→ **Source material**
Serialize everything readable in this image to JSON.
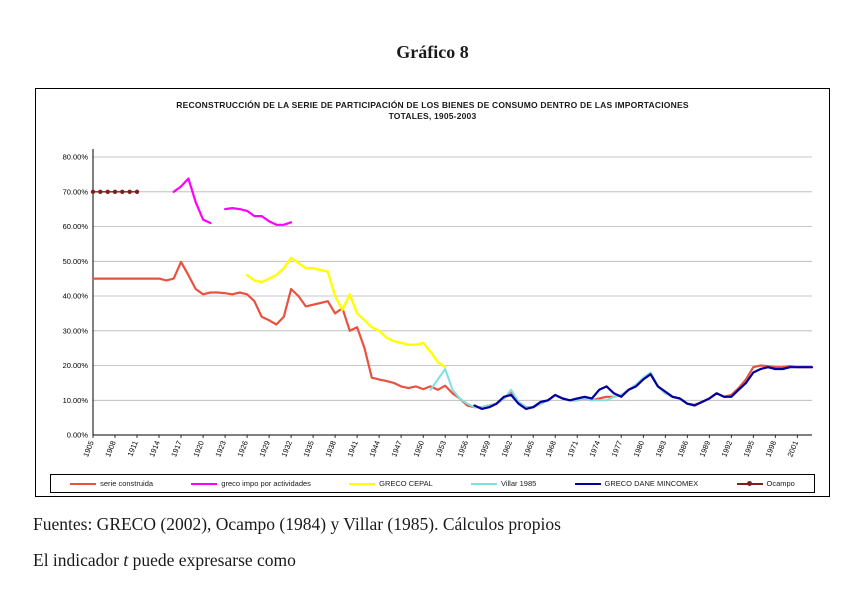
{
  "page": {
    "heading": "Gráfico 8",
    "source_line": "Fuentes: GRECO (2002), Ocampo (1984) y Villar (1985). Cálculos propios",
    "body_prefix": "El indicador ",
    "body_italic": "t",
    "body_suffix": " puede expresarse como"
  },
  "chart_data": {
    "type": "line",
    "title_line1": "RECONSTRUCCIÓN DE LA SERIE DE PARTICIPACIÓN DE LOS BIENES DE CONSUMO DENTRO DE LAS IMPORTACIONES",
    "title_line2": "TOTALES, 1905-2003",
    "grid": true,
    "legend_position": "bottom",
    "ylim": [
      0,
      80
    ],
    "ytick_values": [
      0,
      10,
      20,
      30,
      40,
      50,
      60,
      70,
      80
    ],
    "ytick_labels": [
      "0.00%",
      "10.00%",
      "20.00%",
      "30.00%",
      "40.00%",
      "50.00%",
      "60.00%",
      "70.00%",
      "80.00%"
    ],
    "x_range": [
      1905,
      2003
    ],
    "xticks": [
      1905,
      1908,
      1911,
      1914,
      1917,
      1920,
      1923,
      1926,
      1929,
      1932,
      1935,
      1938,
      1941,
      1944,
      1947,
      1950,
      1953,
      1956,
      1959,
      1962,
      1965,
      1968,
      1971,
      1974,
      1977,
      1980,
      1983,
      1986,
      1989,
      1992,
      1995,
      1998,
      2001
    ],
    "series": [
      {
        "name": "serie construida",
        "color": "#e8523f",
        "width": 2.2,
        "marker": false,
        "points": [
          [
            1905,
            45
          ],
          [
            1906,
            45
          ],
          [
            1907,
            45
          ],
          [
            1908,
            45
          ],
          [
            1909,
            45
          ],
          [
            1910,
            45
          ],
          [
            1911,
            45
          ],
          [
            1912,
            45
          ],
          [
            1913,
            45
          ],
          [
            1914,
            45
          ],
          [
            1915,
            44.5
          ],
          [
            1916,
            45
          ],
          [
            1917,
            49.8
          ],
          [
            1918,
            46
          ],
          [
            1919,
            42
          ],
          [
            1920,
            40.5
          ],
          [
            1921,
            41
          ],
          [
            1922,
            41
          ],
          [
            1923,
            40.8
          ],
          [
            1924,
            40.5
          ],
          [
            1925,
            41
          ],
          [
            1926,
            40.5
          ],
          [
            1927,
            38.5
          ],
          [
            1928,
            34
          ],
          [
            1929,
            33
          ],
          [
            1930,
            31.8
          ],
          [
            1931,
            34
          ],
          [
            1932,
            42
          ],
          [
            1933,
            40
          ],
          [
            1934,
            37
          ],
          [
            1935,
            37.5
          ],
          [
            1936,
            38
          ],
          [
            1937,
            38.5
          ],
          [
            1938,
            35
          ],
          [
            1939,
            36.5
          ],
          [
            1940,
            30
          ],
          [
            1941,
            31
          ],
          [
            1942,
            25
          ],
          [
            1943,
            16.5
          ],
          [
            1944,
            16
          ],
          [
            1945,
            15.5
          ],
          [
            1946,
            15
          ],
          [
            1947,
            14
          ],
          [
            1948,
            13.5
          ],
          [
            1949,
            14
          ],
          [
            1950,
            13.2
          ],
          [
            1951,
            14
          ],
          [
            1952,
            13
          ],
          [
            1953,
            14.2
          ],
          [
            1954,
            12
          ],
          [
            1955,
            10.5
          ],
          [
            1956,
            8.5
          ],
          [
            1957,
            8
          ],
          [
            1958,
            8
          ],
          [
            1959,
            8.5
          ],
          [
            1960,
            9
          ],
          [
            1961,
            10.5
          ],
          [
            1962,
            12.5
          ],
          [
            1963,
            9.5
          ],
          [
            1964,
            8
          ],
          [
            1965,
            8
          ],
          [
            1966,
            9
          ],
          [
            1967,
            10
          ],
          [
            1968,
            11.5
          ],
          [
            1969,
            10.5
          ],
          [
            1970,
            10
          ],
          [
            1971,
            10
          ],
          [
            1972,
            10.5
          ],
          [
            1973,
            10
          ],
          [
            1974,
            10.5
          ],
          [
            1975,
            11
          ],
          [
            1976,
            11
          ],
          [
            1977,
            11.5
          ],
          [
            1978,
            13
          ],
          [
            1979,
            14
          ],
          [
            1980,
            16
          ],
          [
            1981,
            17.5
          ],
          [
            1982,
            14
          ],
          [
            1983,
            12
          ],
          [
            1984,
            11
          ],
          [
            1985,
            10.5
          ],
          [
            1986,
            9
          ],
          [
            1987,
            8.7
          ],
          [
            1988,
            9.5
          ],
          [
            1989,
            10.5
          ],
          [
            1990,
            12
          ],
          [
            1991,
            11
          ],
          [
            1992,
            11.5
          ],
          [
            1993,
            13.5
          ],
          [
            1994,
            16
          ],
          [
            1995,
            19.5
          ],
          [
            1996,
            20
          ],
          [
            1997,
            19.8
          ],
          [
            1998,
            19.5
          ],
          [
            1999,
            19.5
          ],
          [
            2000,
            19.8
          ],
          [
            2001,
            19.5
          ],
          [
            2002,
            19.5
          ],
          [
            2003,
            19.5
          ]
        ]
      },
      {
        "name": "greco impo por actividades",
        "color": "#ff00ff",
        "width": 2.2,
        "marker": false,
        "points": [
          [
            1916,
            70
          ],
          [
            1917,
            71.5
          ],
          [
            1918,
            73.8
          ],
          [
            1919,
            67
          ],
          [
            1920,
            62
          ],
          [
            1921,
            61
          ],
          [
            1922,
            null
          ],
          [
            1923,
            65
          ],
          [
            1924,
            65.3
          ],
          [
            1925,
            65
          ],
          [
            1926,
            64.5
          ],
          [
            1927,
            63
          ],
          [
            1928,
            63
          ],
          [
            1929,
            61.5
          ],
          [
            1930,
            60.5
          ],
          [
            1931,
            60.5
          ],
          [
            1932,
            61.2
          ]
        ]
      },
      {
        "name": "GRECO CEPAL",
        "color": "#ffff00",
        "width": 2.4,
        "marker": false,
        "points": [
          [
            1926,
            46
          ],
          [
            1927,
            44.5
          ],
          [
            1928,
            44
          ],
          [
            1929,
            45
          ],
          [
            1930,
            46
          ],
          [
            1931,
            48
          ],
          [
            1932,
            51
          ],
          [
            1933,
            49.5
          ],
          [
            1934,
            48
          ],
          [
            1935,
            48
          ],
          [
            1936,
            47.5
          ],
          [
            1937,
            47
          ],
          [
            1938,
            40
          ],
          [
            1939,
            36
          ],
          [
            1940,
            40.5
          ],
          [
            1941,
            35
          ],
          [
            1942,
            33
          ],
          [
            1943,
            31
          ],
          [
            1944,
            30
          ],
          [
            1945,
            28
          ],
          [
            1946,
            27
          ],
          [
            1947,
            26.5
          ],
          [
            1948,
            26
          ],
          [
            1949,
            26
          ],
          [
            1950,
            26.5
          ],
          [
            1951,
            24
          ],
          [
            1952,
            21
          ],
          [
            1953,
            19.5
          ]
        ]
      },
      {
        "name": "Villar 1985",
        "color": "#7fe0e0",
        "width": 2,
        "marker": false,
        "points": [
          [
            1951,
            13
          ],
          [
            1952,
            16
          ],
          [
            1953,
            19
          ],
          [
            1954,
            13
          ],
          [
            1955,
            10.5
          ],
          [
            1956,
            9
          ],
          [
            1957,
            8
          ],
          [
            1958,
            8
          ],
          [
            1959,
            8.5
          ],
          [
            1960,
            9
          ],
          [
            1961,
            10.5
          ],
          [
            1962,
            13
          ],
          [
            1963,
            9.5
          ],
          [
            1964,
            8
          ],
          [
            1965,
            8
          ],
          [
            1966,
            9
          ],
          [
            1967,
            10
          ],
          [
            1968,
            11.5
          ],
          [
            1969,
            10.5
          ],
          [
            1970,
            10
          ],
          [
            1971,
            10
          ],
          [
            1972,
            10.5
          ],
          [
            1973,
            10
          ],
          [
            1974,
            10
          ],
          [
            1975,
            10
          ],
          [
            1976,
            11
          ],
          [
            1977,
            11.5
          ],
          [
            1978,
            13
          ],
          [
            1979,
            14.5
          ],
          [
            1980,
            16.5
          ],
          [
            1981,
            18
          ],
          [
            1982,
            14
          ],
          [
            1983,
            12
          ],
          [
            1984,
            11
          ]
        ]
      },
      {
        "name": "GRECO DANE MINCOMEX",
        "color": "#0000a0",
        "width": 2.2,
        "marker": false,
        "points": [
          [
            1957,
            8.5
          ],
          [
            1958,
            7.5
          ],
          [
            1959,
            8
          ],
          [
            1960,
            9
          ],
          [
            1961,
            11
          ],
          [
            1962,
            11.5
          ],
          [
            1963,
            9
          ],
          [
            1964,
            7.5
          ],
          [
            1965,
            8
          ],
          [
            1966,
            9.5
          ],
          [
            1967,
            10
          ],
          [
            1968,
            11.5
          ],
          [
            1969,
            10.5
          ],
          [
            1970,
            10
          ],
          [
            1971,
            10.5
          ],
          [
            1972,
            11
          ],
          [
            1973,
            10.5
          ],
          [
            1974,
            13
          ],
          [
            1975,
            14
          ],
          [
            1976,
            12
          ],
          [
            1977,
            11
          ],
          [
            1978,
            13
          ],
          [
            1979,
            14
          ],
          [
            1980,
            16
          ],
          [
            1981,
            17.5
          ],
          [
            1982,
            14
          ],
          [
            1983,
            12.5
          ],
          [
            1984,
            11
          ],
          [
            1985,
            10.5
          ],
          [
            1986,
            9
          ],
          [
            1987,
            8.5
          ],
          [
            1988,
            9.5
          ],
          [
            1989,
            10.5
          ],
          [
            1990,
            12
          ],
          [
            1991,
            11
          ],
          [
            1992,
            11
          ],
          [
            1993,
            13
          ],
          [
            1994,
            15
          ],
          [
            1995,
            18
          ],
          [
            1996,
            19
          ],
          [
            1997,
            19.5
          ],
          [
            1998,
            19
          ],
          [
            1999,
            19
          ],
          [
            2000,
            19.5
          ],
          [
            2001,
            19.5
          ],
          [
            2002,
            19.5
          ],
          [
            2003,
            19.5
          ]
        ]
      },
      {
        "name": "Ocampo",
        "color": "#7f1f1f",
        "width": 1.4,
        "marker": true,
        "points": [
          [
            1905,
            70
          ],
          [
            1906,
            70
          ],
          [
            1907,
            70
          ],
          [
            1908,
            70
          ],
          [
            1909,
            70
          ],
          [
            1910,
            70
          ],
          [
            1911,
            70
          ]
        ]
      }
    ]
  }
}
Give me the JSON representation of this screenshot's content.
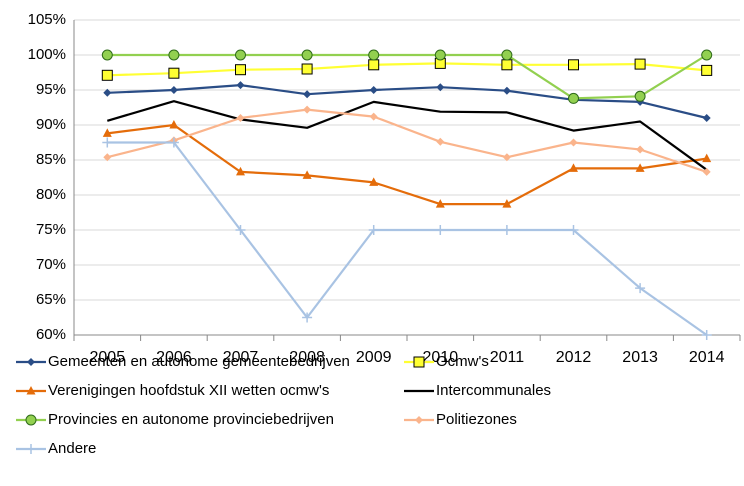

→ **Aim of the task**
Using the listing above, list every line in which the string "name" occurs.

→ **Written response**
        "name": "serie construida",
        "name": "greco impo por actividades",
        "name": "GRECO CEPAL",
        "name": "Villar 1985",
        "name": "GRECO DANE MINCOMEX",
        "name": "Ocampo",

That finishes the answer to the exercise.